# start of GIVEN INFORMATION
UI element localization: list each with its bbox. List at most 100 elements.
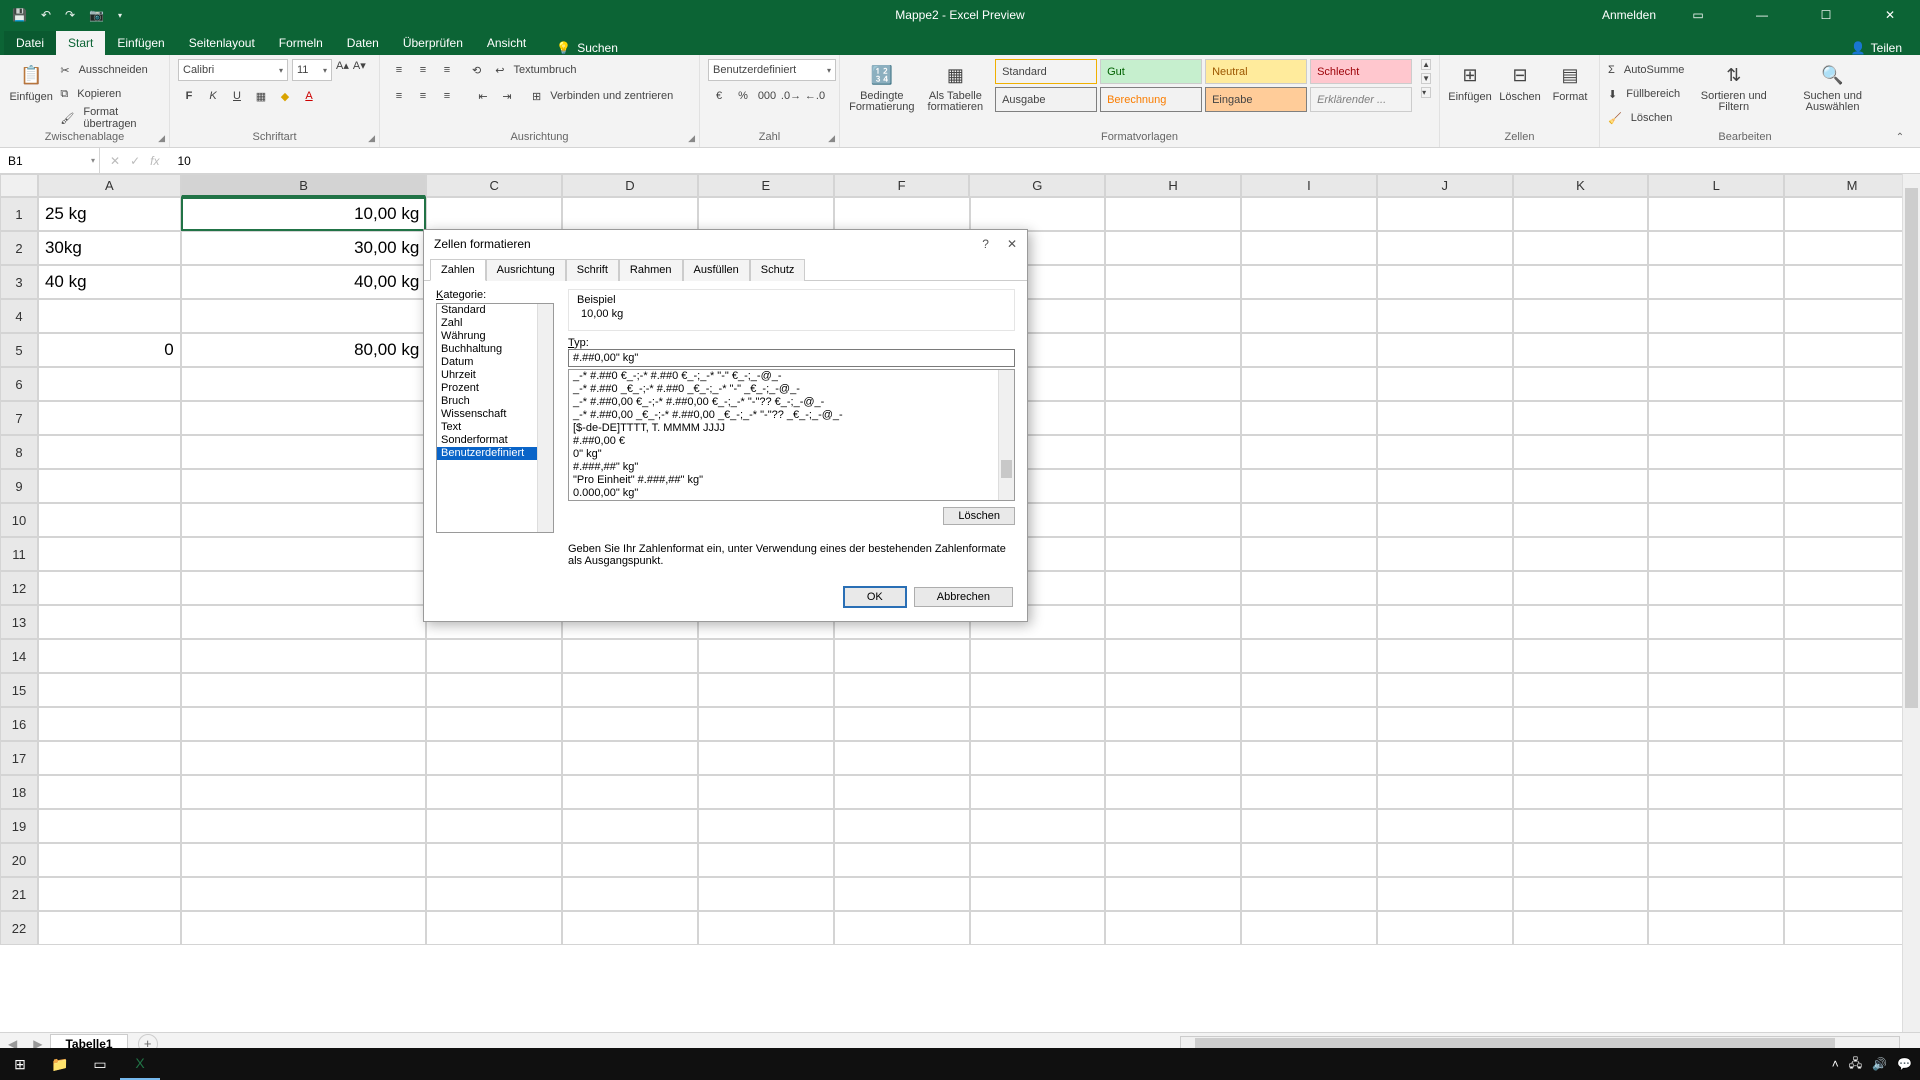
cell[interactable]	[1648, 911, 1784, 945]
column-header[interactable]: J	[1377, 174, 1513, 197]
cell[interactable]	[1784, 673, 1920, 707]
align-middle-icon[interactable]: ≡	[412, 59, 434, 81]
format-item[interactable]: 0" kg"	[569, 448, 1014, 461]
fill-color-button[interactable]: ◆	[274, 85, 296, 107]
cell[interactable]	[1377, 503, 1513, 537]
delete-cells-button[interactable]: ⊟Löschen	[1498, 59, 1542, 105]
tray-volume-icon[interactable]: 🔊	[1872, 1057, 1887, 1071]
column-header[interactable]: A	[38, 174, 181, 197]
dlg-tab-zahlen[interactable]: Zahlen	[430, 259, 486, 281]
cut-button[interactable]: ✂ Ausschneiden	[60, 59, 161, 81]
copy-button[interactable]: ⧉ Kopieren	[60, 83, 161, 105]
cell[interactable]	[1513, 639, 1649, 673]
cell[interactable]	[1105, 673, 1241, 707]
cell[interactable]	[1241, 673, 1377, 707]
dlg-tab-ausfuellen[interactable]: Ausfüllen	[683, 259, 750, 281]
cell[interactable]	[1377, 265, 1513, 299]
cell[interactable]	[1241, 401, 1377, 435]
grow-font-icon[interactable]: A▴	[336, 59, 349, 81]
row-header[interactable]: 9	[0, 469, 38, 503]
cell[interactable]	[1377, 571, 1513, 605]
format-item[interactable]: #.###,00" kg"	[569, 500, 1014, 501]
cell[interactable]	[38, 741, 181, 775]
cell[interactable]	[1648, 503, 1784, 537]
listbox-scrollbar[interactable]	[998, 370, 1014, 500]
formula-input[interactable]: 10	[169, 154, 1920, 168]
tab-einfuegen[interactable]: Einfügen	[105, 31, 176, 55]
align-left-icon[interactable]: ≡	[388, 85, 410, 107]
cell[interactable]	[1241, 367, 1377, 401]
cell[interactable]	[1377, 809, 1513, 843]
cell[interactable]	[1784, 231, 1920, 265]
cell[interactable]	[1784, 605, 1920, 639]
row-header[interactable]: 3	[0, 265, 38, 299]
cell[interactable]	[181, 299, 427, 333]
cell[interactable]	[1377, 435, 1513, 469]
cell[interactable]	[426, 707, 562, 741]
cell[interactable]	[1513, 775, 1649, 809]
tab-start[interactable]: Start	[56, 31, 105, 55]
cell[interactable]	[426, 877, 562, 911]
cell[interactable]	[1105, 775, 1241, 809]
cell[interactable]	[834, 707, 970, 741]
cell[interactable]	[1784, 367, 1920, 401]
kategorie-listbox[interactable]: StandardZahlWährungBuchhaltungDatumUhrze…	[436, 303, 554, 533]
cell[interactable]	[38, 673, 181, 707]
row-header[interactable]: 5	[0, 333, 38, 367]
format-item[interactable]: 0.000,00" kg"	[569, 487, 1014, 500]
category-item[interactable]: Zahl	[437, 317, 553, 330]
cell[interactable]	[1105, 265, 1241, 299]
cell[interactable]	[1513, 877, 1649, 911]
cell[interactable]	[1377, 673, 1513, 707]
cell[interactable]	[181, 707, 427, 741]
cell[interactable]	[1513, 231, 1649, 265]
paste-button[interactable]: 📋 Einfügen	[8, 59, 54, 105]
dialog-launcher-icon[interactable]: ◢	[688, 133, 695, 144]
cell[interactable]	[38, 605, 181, 639]
format-item[interactable]: "Pro Einheit" #.###,##" kg"	[569, 474, 1014, 487]
style-berechnung[interactable]: Berechnung	[1100, 87, 1202, 112]
cell[interactable]	[970, 843, 1106, 877]
tab-datei[interactable]: Datei	[4, 31, 56, 55]
cell[interactable]	[1784, 571, 1920, 605]
style-ausgabe[interactable]: Ausgabe	[995, 87, 1097, 112]
cell[interactable]	[834, 843, 970, 877]
row-header[interactable]: 7	[0, 401, 38, 435]
cell[interactable]	[1648, 707, 1784, 741]
row-header[interactable]: 12	[0, 571, 38, 605]
cell[interactable]	[426, 775, 562, 809]
cell[interactable]	[1105, 503, 1241, 537]
column-header[interactable]: M	[1784, 174, 1920, 197]
dialog-close-icon[interactable]: ✕	[1007, 237, 1017, 251]
cell[interactable]	[1784, 469, 1920, 503]
insert-cells-button[interactable]: ⊞Einfügen	[1448, 59, 1492, 105]
cell[interactable]: 40,00 kg	[181, 265, 427, 299]
cell[interactable]	[38, 299, 181, 333]
category-item[interactable]: Benutzerdefiniert	[437, 447, 553, 460]
cell[interactable]: 40 kg	[38, 265, 181, 299]
cell[interactable]	[181, 775, 427, 809]
border-button[interactable]: ▦	[250, 85, 272, 107]
column-header[interactable]: C	[426, 174, 562, 197]
cell[interactable]	[1784, 911, 1920, 945]
cell[interactable]	[1513, 911, 1649, 945]
dlg-tab-schutz[interactable]: Schutz	[750, 259, 806, 281]
row-header[interactable]: 11	[0, 537, 38, 571]
cell[interactable]	[698, 673, 834, 707]
thousands-icon[interactable]: 000	[756, 85, 778, 107]
dlg-tab-schrift[interactable]: Schrift	[566, 259, 619, 281]
undo-icon[interactable]: ↶	[41, 8, 51, 22]
cell[interactable]	[834, 877, 970, 911]
cell[interactable]	[1513, 299, 1649, 333]
format-item[interactable]: _-* #.##0 €_-;-* #.##0 €_-;_-* "-" €_-;_…	[569, 370, 1014, 383]
cell[interactable]	[1648, 571, 1784, 605]
row-header[interactable]: 2	[0, 231, 38, 265]
category-item[interactable]: Standard	[437, 304, 553, 317]
cell[interactable]	[1105, 537, 1241, 571]
row-header[interactable]: 15	[0, 673, 38, 707]
cell[interactable]	[181, 537, 427, 571]
tab-seitenlayout[interactable]: Seitenlayout	[177, 31, 267, 55]
category-item[interactable]: Bruch	[437, 395, 553, 408]
cell[interactable]	[1377, 197, 1513, 231]
row-header[interactable]: 10	[0, 503, 38, 537]
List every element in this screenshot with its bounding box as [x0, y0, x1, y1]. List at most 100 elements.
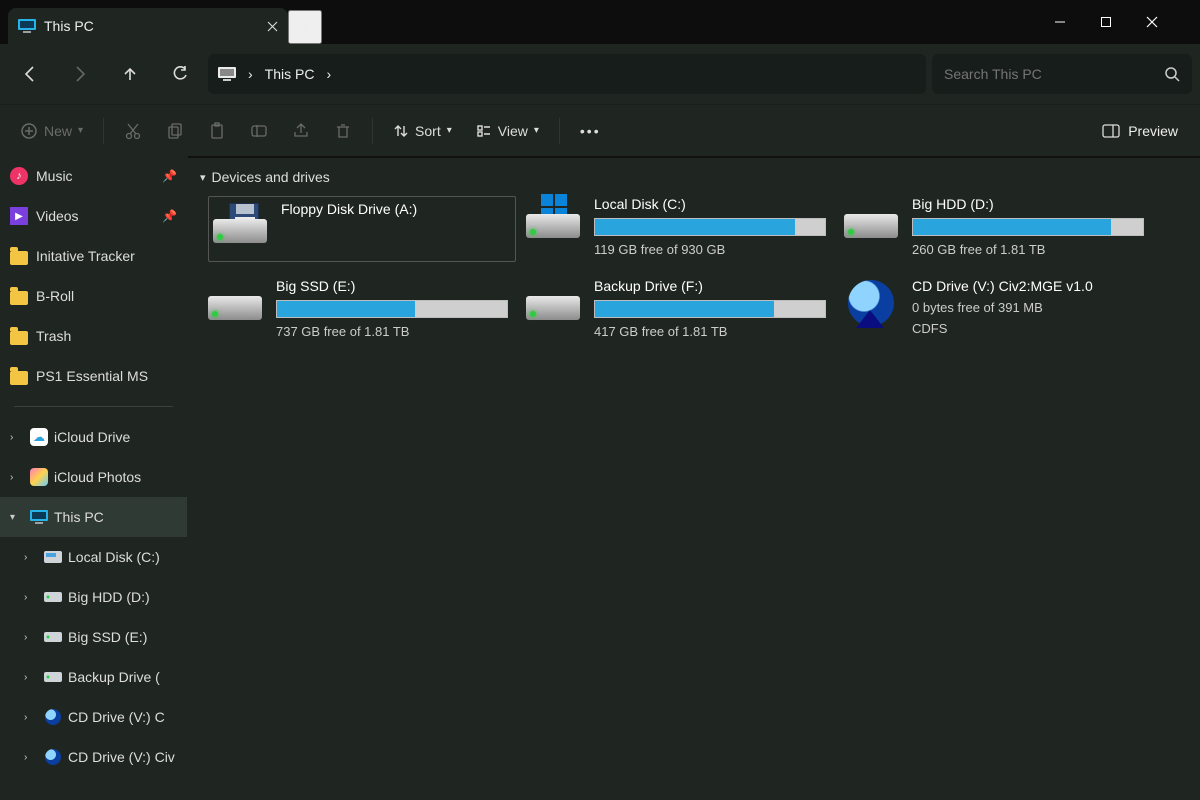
drive-item[interactable]: Big HDD (D:) 260 GB free of 1.81 TB [844, 196, 1152, 262]
address-bar[interactable]: › This PC › [208, 54, 926, 94]
drive-item[interactable]: Local Disk (C:) 119 GB free of 930 GB [526, 196, 834, 262]
refresh-button[interactable] [158, 52, 202, 96]
drive-name: Local Disk (C:) [594, 196, 834, 212]
copy-button[interactable] [156, 113, 194, 149]
capacity-bar [594, 218, 826, 236]
sidebar-item-initative tracker[interactable]: Initative Tracker [0, 236, 187, 276]
chevron-right-icon: › [248, 66, 253, 82]
expand-toggle[interactable]: › [24, 752, 38, 763]
chevron-down-icon: ▾ [200, 171, 206, 184]
pc-icon [218, 67, 236, 81]
disk-icon [44, 548, 62, 566]
cd-icon [44, 708, 62, 726]
group-label: Devices and drives [212, 169, 330, 185]
breadcrumb-segment[interactable]: This PC [265, 66, 315, 82]
new-tab-button[interactable] [288, 10, 322, 44]
tab-this-pc[interactable]: This PC [8, 8, 288, 44]
content-area[interactable]: ▾ Devices and drives Floppy Disk Drive (… [188, 156, 1200, 800]
pin-icon: 📌 [162, 209, 177, 223]
tree-item-cd-drive-v-c[interactable]: › CD Drive (V:) C [0, 697, 187, 737]
hdd-icon [526, 278, 582, 326]
drive-free-text: 737 GB free of 1.81 TB [276, 324, 516, 339]
tree-item-icloud-photos[interactable]: › iCloud Photos [0, 457, 187, 497]
search-box[interactable] [932, 54, 1192, 94]
group-header-devices[interactable]: ▾ Devices and drives [188, 158, 1200, 196]
separator [559, 118, 560, 144]
tree-item-label: Backup Drive ( [68, 669, 160, 685]
expand-toggle[interactable]: › [24, 712, 38, 723]
more-icon: ••• [580, 123, 601, 139]
sidebar-item-label: Videos [36, 208, 79, 224]
tree-item-cd-drive-v-civ[interactable]: › CD Drive (V:) Civ [0, 737, 187, 777]
drive-item[interactable]: Backup Drive (F:) 417 GB free of 1.81 TB [526, 278, 834, 344]
sort-menu[interactable]: Sort ▾ [383, 113, 462, 149]
new-label: New [44, 123, 72, 139]
sidebar-item-videos[interactable]: ▶ Videos 📌 [0, 196, 187, 236]
expand-toggle[interactable]: › [24, 552, 38, 563]
expand-toggle[interactable]: ▾ [10, 512, 24, 523]
expand-toggle[interactable]: › [10, 472, 24, 483]
delete-button[interactable] [324, 113, 362, 149]
sidebar-item-b-roll[interactable]: B-Roll [0, 276, 187, 316]
close-tab-button[interactable] [267, 21, 278, 32]
command-bar: New ▾ Sort ▾ View ▾ ••• Preview [0, 104, 1200, 156]
drive-item[interactable]: Floppy Disk Drive (A:) [208, 196, 516, 262]
tree-item-label: This PC [54, 509, 104, 525]
more-button[interactable]: ••• [570, 113, 611, 149]
tree-item-local-disk-c-[interactable]: › Local Disk (C:) [0, 537, 187, 577]
hdd-icon [44, 668, 62, 686]
new-menu[interactable]: New ▾ [10, 113, 93, 149]
share-button[interactable] [282, 113, 320, 149]
tree-item-this-pc[interactable]: ▾ This PC [0, 497, 187, 537]
navigation-pane[interactable]: ♪ Music 📌 ▶ Videos 📌 Initative Tracker B… [0, 156, 188, 800]
sidebar-item-label: Trash [36, 328, 71, 344]
close-window-button[interactable] [1146, 0, 1192, 44]
tree-item-backup-drive-f-[interactable]: › Backup Drive ( [0, 657, 187, 697]
back-button[interactable] [8, 52, 52, 96]
separator [103, 118, 104, 144]
drive-item[interactable]: Big SSD (E:) 737 GB free of 1.81 TB [208, 278, 516, 344]
search-input[interactable] [944, 66, 1156, 82]
sidebar-item-trash[interactable]: Trash [0, 316, 187, 356]
drive-free-text: 119 GB free of 930 GB [594, 242, 834, 257]
chevron-down-icon: ▾ [78, 125, 83, 136]
tree-item-big-ssd-e-[interactable]: › Big SSD (E:) [0, 617, 187, 657]
tree-item-label: Big SSD (E:) [68, 629, 147, 645]
capacity-bar [594, 300, 826, 318]
up-button[interactable] [108, 52, 152, 96]
expand-toggle[interactable]: › [10, 432, 24, 443]
address-row: › This PC › [0, 44, 1200, 104]
sidebar-item-ps1 essential ms[interactable]: PS1 Essential MS [0, 356, 187, 396]
rename-button[interactable] [240, 113, 278, 149]
drive-name: Backup Drive (F:) [594, 278, 834, 294]
os-disk-icon [526, 196, 582, 244]
drive-item[interactable]: CD Drive (V:) Civ2:MGE v1.0 0 bytes free… [844, 278, 1152, 344]
maximize-button[interactable] [1100, 0, 1146, 44]
search-icon [1164, 66, 1180, 82]
view-label: View [498, 123, 528, 139]
sidebar-item-label: PS1 Essential MS [36, 368, 148, 384]
tab-strip: This PC [0, 0, 1200, 44]
cut-button[interactable] [114, 113, 152, 149]
sort-label: Sort [415, 123, 441, 139]
tree-item-icloud-drive[interactable]: › ☁ iCloud Drive [0, 417, 187, 457]
drive-filesystem: CDFS [912, 321, 1152, 336]
drive-name: CD Drive (V:) Civ2:MGE v1.0 [912, 278, 1152, 294]
preview-label: Preview [1128, 123, 1178, 139]
tree-item-big-hdd-d-[interactable]: › Big HDD (D:) [0, 577, 187, 617]
expand-toggle[interactable]: › [24, 672, 38, 683]
cloud-icon: ☁ [30, 428, 48, 446]
view-menu[interactable]: View ▾ [466, 113, 549, 149]
pc-icon [18, 19, 36, 33]
paste-button[interactable] [198, 113, 236, 149]
sidebar-item-music[interactable]: ♪ Music 📌 [0, 156, 187, 196]
cd-icon [44, 748, 62, 766]
expand-toggle[interactable]: › [24, 592, 38, 603]
minimize-button[interactable] [1054, 0, 1100, 44]
drive-name: Big HDD (D:) [912, 196, 1152, 212]
expand-toggle[interactable]: › [24, 632, 38, 643]
preview-pane-toggle[interactable]: Preview [1090, 123, 1190, 139]
cd-icon [844, 278, 900, 326]
capacity-bar [276, 300, 508, 318]
forward-button[interactable] [58, 52, 102, 96]
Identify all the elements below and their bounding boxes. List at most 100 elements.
# end of GIVEN INFORMATION
● **INSTRUCTIONS FOR THE TASK**
Pick out each line in the data above that contains the string "iCloud" and copy it in full.

● **FINISHED TASK**
tree-item-icloud-photos[interactable]: › iCloud Photos [0, 457, 187, 497]
tree-item-icloud-drive[interactable]: › ☁ iCloud Drive [0, 417, 187, 457]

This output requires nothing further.